-------- DATA FOR THIS EXERCISE --------

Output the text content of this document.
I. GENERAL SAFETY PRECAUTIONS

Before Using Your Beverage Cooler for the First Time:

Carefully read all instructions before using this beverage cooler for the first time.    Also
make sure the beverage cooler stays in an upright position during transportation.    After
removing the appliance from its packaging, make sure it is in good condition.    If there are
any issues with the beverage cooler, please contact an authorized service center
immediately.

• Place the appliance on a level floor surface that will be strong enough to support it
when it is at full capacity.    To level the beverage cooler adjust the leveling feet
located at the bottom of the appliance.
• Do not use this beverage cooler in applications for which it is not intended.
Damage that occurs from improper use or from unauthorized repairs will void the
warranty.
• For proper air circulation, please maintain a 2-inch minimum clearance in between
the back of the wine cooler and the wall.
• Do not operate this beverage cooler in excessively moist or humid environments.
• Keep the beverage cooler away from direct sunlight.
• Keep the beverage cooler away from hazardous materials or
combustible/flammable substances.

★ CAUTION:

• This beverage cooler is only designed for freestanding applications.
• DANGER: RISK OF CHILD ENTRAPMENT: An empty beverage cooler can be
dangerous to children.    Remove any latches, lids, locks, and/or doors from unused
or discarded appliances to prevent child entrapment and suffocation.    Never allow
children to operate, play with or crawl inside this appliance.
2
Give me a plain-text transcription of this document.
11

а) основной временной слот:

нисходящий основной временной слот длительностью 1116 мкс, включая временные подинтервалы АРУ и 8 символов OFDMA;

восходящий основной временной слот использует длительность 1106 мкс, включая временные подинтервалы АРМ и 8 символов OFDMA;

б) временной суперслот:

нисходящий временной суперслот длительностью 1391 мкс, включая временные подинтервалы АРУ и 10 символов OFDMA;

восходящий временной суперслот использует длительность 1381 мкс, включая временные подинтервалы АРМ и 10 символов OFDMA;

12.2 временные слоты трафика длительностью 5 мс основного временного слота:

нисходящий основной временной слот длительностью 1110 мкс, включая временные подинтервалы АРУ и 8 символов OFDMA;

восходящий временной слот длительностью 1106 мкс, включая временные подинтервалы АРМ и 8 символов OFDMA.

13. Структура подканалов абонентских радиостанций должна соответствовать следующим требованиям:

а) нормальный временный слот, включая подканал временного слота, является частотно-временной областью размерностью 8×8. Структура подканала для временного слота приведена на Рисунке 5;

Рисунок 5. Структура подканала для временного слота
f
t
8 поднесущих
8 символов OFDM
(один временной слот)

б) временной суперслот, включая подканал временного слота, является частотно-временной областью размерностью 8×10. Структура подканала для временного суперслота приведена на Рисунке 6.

--------

## [TASK OBJECTIVE]
Look through the material and copy each line that has "Keep".

## [RESPONSE BELOW]
• Keep the beverage cooler away from direct sunlight.
• Keep the beverage cooler away from hazardous materials or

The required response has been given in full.